**** ROWS ****

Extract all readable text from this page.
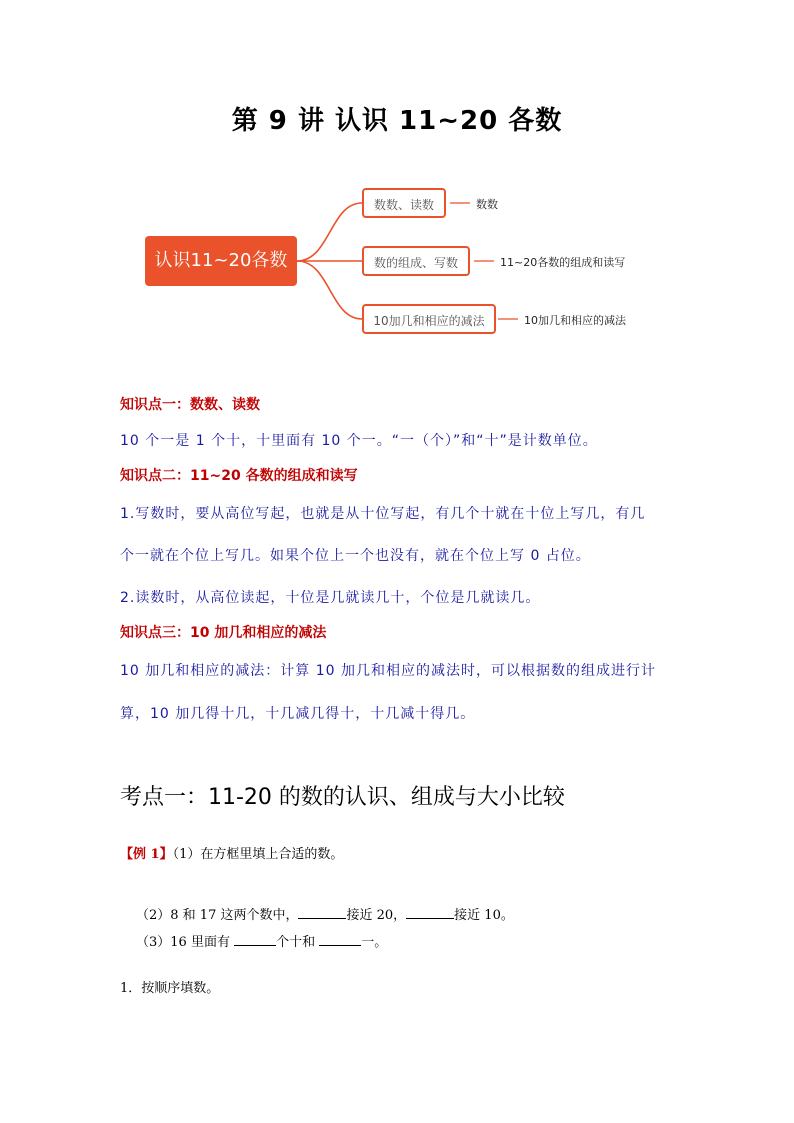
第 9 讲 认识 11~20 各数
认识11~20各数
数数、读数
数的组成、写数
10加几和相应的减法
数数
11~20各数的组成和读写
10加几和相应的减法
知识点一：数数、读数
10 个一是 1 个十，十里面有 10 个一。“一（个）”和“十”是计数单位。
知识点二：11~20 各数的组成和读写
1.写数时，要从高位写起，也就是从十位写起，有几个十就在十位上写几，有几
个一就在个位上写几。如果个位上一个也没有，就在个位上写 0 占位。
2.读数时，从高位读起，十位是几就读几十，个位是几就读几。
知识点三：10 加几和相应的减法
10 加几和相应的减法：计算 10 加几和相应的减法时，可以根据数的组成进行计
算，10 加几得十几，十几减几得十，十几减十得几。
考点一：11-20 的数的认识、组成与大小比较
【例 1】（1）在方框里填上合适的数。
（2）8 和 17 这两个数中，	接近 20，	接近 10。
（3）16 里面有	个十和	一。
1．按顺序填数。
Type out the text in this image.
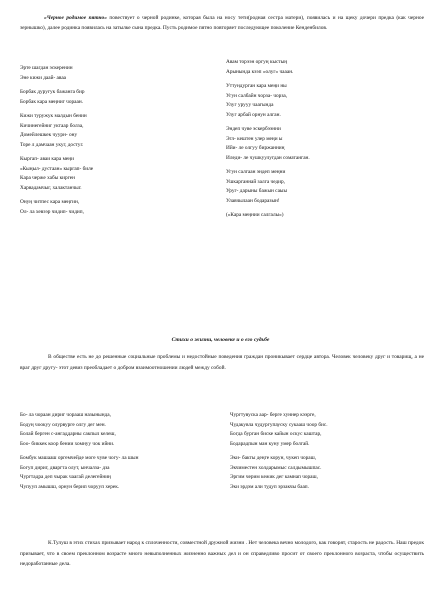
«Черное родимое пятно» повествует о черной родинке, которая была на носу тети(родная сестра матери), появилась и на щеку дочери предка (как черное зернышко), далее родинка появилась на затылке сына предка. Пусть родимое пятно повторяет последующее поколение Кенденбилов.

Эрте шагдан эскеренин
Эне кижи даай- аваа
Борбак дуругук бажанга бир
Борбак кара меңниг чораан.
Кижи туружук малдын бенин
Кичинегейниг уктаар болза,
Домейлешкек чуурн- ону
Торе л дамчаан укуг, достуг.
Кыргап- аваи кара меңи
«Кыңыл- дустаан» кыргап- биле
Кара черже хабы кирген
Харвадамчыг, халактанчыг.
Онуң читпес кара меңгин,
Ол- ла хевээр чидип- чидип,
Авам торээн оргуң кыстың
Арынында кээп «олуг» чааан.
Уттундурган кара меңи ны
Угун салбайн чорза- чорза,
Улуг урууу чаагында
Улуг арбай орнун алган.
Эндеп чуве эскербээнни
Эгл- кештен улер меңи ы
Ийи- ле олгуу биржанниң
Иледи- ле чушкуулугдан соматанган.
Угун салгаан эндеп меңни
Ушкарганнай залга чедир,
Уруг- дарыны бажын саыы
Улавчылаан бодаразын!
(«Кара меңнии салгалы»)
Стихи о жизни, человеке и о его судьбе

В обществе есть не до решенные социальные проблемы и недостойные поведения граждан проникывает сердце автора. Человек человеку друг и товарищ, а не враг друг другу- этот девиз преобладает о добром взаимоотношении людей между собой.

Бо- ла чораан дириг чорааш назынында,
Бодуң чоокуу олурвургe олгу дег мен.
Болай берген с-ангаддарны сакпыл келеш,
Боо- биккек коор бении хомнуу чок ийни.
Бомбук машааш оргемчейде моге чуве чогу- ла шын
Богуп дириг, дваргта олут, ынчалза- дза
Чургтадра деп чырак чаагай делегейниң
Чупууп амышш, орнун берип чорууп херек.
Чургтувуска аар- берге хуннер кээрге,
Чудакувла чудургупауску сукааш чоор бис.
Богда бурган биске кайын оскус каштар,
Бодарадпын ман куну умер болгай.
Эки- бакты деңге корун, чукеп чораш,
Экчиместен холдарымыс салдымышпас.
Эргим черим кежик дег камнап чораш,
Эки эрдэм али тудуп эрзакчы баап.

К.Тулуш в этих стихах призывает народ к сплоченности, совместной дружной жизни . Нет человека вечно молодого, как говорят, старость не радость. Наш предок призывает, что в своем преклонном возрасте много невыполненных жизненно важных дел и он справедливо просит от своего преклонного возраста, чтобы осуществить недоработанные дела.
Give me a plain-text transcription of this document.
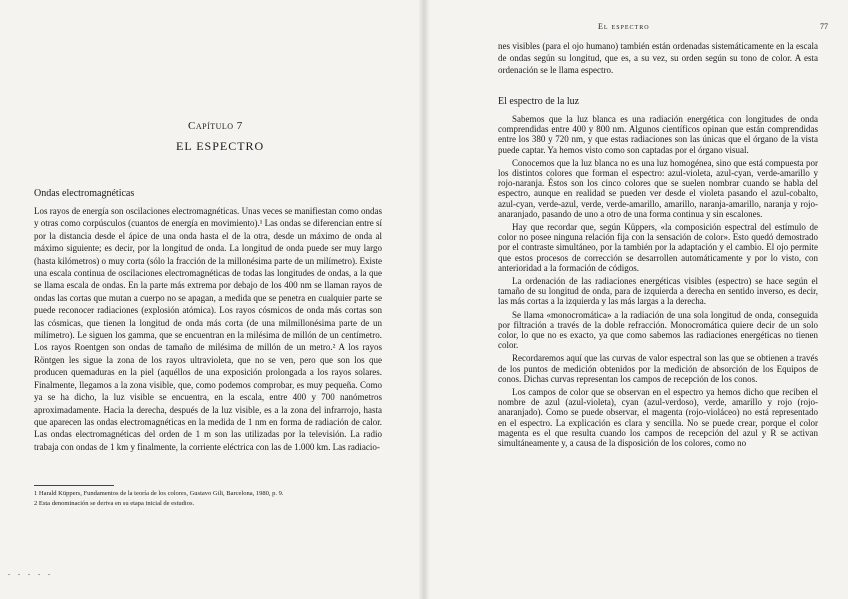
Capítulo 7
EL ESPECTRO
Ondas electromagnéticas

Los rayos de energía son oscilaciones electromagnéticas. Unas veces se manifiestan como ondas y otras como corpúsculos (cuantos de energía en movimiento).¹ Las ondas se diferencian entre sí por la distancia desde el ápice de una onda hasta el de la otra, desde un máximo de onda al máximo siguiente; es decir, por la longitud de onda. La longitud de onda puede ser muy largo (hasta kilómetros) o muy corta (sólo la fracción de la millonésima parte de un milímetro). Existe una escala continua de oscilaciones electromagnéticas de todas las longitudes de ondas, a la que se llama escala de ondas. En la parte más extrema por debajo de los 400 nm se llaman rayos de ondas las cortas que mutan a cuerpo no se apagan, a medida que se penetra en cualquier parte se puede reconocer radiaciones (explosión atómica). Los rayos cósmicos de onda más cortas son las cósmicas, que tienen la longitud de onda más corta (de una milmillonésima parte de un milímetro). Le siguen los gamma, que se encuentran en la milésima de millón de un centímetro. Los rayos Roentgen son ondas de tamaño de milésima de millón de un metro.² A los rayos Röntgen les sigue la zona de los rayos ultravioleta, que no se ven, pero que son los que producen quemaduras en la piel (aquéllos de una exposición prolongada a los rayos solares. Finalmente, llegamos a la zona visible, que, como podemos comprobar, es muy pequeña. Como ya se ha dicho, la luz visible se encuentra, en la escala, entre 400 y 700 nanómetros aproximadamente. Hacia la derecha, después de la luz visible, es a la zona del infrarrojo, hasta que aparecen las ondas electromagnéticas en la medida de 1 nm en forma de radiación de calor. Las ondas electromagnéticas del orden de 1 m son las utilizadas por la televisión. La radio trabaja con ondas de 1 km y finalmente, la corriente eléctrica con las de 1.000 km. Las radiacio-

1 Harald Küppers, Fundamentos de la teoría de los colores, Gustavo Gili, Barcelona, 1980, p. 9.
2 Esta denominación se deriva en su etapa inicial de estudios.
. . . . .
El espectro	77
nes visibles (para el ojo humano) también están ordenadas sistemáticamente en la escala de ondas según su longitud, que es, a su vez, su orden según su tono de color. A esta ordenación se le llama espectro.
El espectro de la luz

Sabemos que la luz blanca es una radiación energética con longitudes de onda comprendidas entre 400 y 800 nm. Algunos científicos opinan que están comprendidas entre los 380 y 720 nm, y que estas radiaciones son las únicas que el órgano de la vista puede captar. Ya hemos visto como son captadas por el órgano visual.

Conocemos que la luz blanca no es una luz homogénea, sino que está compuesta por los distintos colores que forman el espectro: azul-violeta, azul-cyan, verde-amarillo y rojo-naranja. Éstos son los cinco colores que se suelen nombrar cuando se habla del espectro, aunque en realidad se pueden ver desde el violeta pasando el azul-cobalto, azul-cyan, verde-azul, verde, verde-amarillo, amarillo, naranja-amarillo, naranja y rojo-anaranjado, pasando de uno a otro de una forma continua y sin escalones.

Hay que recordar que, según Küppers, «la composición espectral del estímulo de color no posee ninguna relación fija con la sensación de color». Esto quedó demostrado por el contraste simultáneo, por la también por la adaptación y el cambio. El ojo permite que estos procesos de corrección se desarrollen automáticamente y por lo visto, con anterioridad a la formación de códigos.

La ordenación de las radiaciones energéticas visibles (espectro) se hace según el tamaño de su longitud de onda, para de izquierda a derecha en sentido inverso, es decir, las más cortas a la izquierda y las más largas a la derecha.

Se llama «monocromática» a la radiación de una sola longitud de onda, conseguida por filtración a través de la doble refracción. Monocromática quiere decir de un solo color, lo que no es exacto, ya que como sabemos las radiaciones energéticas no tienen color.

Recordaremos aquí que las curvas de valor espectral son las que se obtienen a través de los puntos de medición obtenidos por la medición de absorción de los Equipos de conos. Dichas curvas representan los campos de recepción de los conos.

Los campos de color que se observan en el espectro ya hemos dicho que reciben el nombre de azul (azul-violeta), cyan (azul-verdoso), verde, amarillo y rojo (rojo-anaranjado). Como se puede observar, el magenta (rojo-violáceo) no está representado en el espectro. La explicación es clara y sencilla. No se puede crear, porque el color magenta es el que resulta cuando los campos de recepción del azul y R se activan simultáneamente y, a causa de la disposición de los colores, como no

****

EXERCISE GOAL:
Across the records, count the lines holding the string "visibles". Give the number and stop.

TASK ANSWER:
2